§ Goal:
Wherever the string "color" appears in a line, extract that line.

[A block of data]
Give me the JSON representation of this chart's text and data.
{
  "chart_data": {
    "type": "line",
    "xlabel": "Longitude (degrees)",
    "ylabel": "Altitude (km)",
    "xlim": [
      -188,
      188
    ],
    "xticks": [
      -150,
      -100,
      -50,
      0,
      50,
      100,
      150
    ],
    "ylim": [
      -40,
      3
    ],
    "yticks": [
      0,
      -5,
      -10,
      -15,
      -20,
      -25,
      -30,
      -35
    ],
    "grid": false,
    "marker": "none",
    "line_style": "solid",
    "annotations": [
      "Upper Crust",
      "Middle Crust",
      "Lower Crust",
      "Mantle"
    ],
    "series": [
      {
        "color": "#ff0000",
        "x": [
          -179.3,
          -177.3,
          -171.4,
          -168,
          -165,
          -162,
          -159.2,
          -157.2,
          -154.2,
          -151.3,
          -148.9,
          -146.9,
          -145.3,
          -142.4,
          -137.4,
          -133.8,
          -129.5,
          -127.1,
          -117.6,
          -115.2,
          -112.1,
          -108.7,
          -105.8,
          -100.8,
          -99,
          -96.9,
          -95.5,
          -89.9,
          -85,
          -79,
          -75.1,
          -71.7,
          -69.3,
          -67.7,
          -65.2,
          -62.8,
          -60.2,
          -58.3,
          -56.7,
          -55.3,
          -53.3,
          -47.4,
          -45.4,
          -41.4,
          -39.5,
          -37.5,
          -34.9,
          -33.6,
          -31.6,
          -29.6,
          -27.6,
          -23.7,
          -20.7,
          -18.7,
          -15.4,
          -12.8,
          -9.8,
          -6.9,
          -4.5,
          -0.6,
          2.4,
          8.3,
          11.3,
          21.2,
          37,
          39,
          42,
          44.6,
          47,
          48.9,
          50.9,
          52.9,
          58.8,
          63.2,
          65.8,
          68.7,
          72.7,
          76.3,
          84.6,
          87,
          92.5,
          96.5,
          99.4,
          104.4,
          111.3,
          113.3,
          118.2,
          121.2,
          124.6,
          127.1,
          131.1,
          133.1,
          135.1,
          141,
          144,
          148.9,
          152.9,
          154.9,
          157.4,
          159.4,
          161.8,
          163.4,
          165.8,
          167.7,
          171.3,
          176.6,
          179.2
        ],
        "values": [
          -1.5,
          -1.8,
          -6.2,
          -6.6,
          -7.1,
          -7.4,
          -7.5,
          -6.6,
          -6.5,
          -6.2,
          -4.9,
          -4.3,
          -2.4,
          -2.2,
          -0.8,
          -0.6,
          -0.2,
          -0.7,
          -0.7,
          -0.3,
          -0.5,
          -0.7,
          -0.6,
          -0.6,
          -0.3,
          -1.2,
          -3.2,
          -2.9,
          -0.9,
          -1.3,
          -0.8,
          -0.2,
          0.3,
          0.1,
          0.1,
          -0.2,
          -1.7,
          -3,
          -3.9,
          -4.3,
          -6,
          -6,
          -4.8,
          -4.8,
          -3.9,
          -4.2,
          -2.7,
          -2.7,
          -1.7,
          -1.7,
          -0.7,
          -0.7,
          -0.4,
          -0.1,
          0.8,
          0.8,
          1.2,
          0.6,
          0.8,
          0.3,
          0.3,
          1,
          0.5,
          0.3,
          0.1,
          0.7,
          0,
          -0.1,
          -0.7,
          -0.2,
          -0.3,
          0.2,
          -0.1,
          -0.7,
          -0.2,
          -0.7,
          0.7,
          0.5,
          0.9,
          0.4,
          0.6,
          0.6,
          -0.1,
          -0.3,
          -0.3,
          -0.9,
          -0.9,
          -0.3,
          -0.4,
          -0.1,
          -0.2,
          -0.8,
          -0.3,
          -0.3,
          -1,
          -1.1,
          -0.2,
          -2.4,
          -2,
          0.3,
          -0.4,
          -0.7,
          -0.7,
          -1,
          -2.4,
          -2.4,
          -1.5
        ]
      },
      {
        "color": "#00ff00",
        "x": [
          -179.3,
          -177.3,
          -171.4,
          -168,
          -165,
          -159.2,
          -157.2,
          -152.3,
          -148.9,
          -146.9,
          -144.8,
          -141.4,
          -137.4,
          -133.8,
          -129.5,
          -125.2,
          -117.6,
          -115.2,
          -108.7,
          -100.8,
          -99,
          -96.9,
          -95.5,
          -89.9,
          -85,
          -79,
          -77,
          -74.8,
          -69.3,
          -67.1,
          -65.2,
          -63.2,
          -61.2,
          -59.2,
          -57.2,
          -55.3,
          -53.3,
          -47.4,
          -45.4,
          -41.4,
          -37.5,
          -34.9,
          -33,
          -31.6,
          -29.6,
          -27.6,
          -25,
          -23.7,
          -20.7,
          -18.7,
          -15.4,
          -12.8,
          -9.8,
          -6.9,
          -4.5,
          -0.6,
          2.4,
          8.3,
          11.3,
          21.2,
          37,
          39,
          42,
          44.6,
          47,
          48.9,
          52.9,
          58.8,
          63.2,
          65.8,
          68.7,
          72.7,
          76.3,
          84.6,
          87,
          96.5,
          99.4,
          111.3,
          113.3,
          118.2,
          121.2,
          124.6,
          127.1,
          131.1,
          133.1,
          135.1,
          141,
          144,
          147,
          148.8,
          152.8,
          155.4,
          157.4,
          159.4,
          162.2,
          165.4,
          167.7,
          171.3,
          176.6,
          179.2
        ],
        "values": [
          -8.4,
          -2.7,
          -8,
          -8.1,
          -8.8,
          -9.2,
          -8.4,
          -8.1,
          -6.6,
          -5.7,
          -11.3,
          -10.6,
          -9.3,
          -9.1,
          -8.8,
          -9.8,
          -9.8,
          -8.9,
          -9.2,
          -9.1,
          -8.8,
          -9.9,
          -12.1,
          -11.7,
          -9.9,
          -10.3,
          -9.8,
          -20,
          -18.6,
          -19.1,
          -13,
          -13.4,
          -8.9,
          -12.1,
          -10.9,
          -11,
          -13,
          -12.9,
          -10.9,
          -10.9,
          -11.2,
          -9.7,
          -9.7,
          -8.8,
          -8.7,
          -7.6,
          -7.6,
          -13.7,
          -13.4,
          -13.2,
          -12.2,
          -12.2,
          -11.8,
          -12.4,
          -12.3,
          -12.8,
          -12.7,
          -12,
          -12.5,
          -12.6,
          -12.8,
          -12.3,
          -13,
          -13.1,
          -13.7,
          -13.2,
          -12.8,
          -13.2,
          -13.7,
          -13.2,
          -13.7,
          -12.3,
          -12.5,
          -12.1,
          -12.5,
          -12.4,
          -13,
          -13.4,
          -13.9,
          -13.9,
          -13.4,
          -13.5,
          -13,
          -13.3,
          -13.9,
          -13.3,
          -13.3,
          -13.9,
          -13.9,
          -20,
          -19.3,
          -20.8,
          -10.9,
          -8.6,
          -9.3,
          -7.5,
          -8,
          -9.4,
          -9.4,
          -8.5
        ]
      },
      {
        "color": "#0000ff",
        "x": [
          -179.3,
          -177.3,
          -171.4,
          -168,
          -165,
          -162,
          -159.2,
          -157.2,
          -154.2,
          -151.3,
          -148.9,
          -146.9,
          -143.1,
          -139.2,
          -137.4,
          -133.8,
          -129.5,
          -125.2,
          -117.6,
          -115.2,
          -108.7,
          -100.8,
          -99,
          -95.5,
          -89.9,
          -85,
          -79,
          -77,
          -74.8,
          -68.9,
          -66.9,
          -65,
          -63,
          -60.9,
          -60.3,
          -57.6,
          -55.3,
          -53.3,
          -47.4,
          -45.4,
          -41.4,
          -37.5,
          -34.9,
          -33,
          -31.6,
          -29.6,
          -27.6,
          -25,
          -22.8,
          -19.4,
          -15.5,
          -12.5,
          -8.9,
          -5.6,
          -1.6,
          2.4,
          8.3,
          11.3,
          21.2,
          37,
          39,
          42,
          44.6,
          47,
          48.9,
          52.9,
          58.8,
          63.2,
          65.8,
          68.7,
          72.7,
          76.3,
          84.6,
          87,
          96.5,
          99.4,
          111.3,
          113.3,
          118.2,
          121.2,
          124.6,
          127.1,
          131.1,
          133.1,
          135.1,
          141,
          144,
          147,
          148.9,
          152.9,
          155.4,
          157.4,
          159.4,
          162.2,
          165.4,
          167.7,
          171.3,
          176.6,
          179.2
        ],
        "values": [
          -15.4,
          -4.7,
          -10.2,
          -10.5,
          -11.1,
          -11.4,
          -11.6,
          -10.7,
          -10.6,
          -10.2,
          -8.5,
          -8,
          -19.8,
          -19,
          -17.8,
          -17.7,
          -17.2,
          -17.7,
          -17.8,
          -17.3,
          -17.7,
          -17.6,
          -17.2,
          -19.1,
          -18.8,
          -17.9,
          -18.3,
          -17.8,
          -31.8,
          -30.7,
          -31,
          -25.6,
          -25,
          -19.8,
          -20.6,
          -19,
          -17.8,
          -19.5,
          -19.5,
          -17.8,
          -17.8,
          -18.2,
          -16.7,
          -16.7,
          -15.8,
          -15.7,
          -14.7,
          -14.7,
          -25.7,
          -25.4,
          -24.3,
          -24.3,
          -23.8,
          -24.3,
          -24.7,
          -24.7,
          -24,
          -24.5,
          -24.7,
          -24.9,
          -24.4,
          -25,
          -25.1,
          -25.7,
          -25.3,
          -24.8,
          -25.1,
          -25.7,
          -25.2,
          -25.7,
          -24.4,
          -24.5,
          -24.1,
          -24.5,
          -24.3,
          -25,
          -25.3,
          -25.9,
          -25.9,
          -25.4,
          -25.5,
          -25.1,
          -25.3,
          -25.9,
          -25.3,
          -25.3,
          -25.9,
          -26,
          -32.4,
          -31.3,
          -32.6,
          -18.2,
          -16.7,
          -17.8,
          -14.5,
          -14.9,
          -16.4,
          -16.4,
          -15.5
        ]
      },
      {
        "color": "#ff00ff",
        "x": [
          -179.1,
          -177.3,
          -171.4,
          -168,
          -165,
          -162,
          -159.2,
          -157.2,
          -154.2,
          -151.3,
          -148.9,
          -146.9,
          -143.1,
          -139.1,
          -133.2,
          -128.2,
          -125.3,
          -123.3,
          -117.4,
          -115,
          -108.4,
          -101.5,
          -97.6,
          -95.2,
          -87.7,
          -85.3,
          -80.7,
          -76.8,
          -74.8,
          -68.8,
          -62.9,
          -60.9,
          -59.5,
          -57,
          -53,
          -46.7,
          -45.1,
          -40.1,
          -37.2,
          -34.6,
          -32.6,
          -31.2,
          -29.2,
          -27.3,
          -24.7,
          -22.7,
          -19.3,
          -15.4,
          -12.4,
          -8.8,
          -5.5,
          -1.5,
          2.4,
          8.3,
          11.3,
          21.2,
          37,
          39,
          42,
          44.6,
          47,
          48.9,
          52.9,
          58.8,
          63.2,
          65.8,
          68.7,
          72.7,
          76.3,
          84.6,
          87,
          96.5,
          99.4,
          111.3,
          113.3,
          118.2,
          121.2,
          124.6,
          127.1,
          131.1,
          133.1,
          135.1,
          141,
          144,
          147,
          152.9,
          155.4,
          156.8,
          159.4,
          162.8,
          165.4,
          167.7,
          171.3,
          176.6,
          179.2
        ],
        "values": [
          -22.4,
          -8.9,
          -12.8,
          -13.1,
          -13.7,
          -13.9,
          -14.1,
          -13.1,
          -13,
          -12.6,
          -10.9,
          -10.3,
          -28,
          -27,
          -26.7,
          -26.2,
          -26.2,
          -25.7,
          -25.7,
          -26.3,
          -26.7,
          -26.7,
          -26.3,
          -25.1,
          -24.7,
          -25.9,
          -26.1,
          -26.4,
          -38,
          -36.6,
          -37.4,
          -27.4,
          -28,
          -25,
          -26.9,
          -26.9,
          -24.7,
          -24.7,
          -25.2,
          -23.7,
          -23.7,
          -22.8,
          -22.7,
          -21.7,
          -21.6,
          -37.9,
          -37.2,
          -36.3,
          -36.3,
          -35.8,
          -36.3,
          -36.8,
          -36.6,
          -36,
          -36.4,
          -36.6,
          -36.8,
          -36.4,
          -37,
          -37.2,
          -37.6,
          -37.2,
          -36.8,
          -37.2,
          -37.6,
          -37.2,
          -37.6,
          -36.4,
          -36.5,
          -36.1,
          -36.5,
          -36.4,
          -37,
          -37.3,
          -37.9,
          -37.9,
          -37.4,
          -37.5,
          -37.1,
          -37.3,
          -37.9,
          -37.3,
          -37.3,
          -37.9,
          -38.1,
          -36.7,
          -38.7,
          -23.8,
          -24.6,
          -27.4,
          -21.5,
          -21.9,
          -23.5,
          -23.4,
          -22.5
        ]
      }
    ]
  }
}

§ Task result:
        "color": "#ff0000",
        "color": "#00ff00",
        "color": "#0000ff",
        "color": "#ff00ff",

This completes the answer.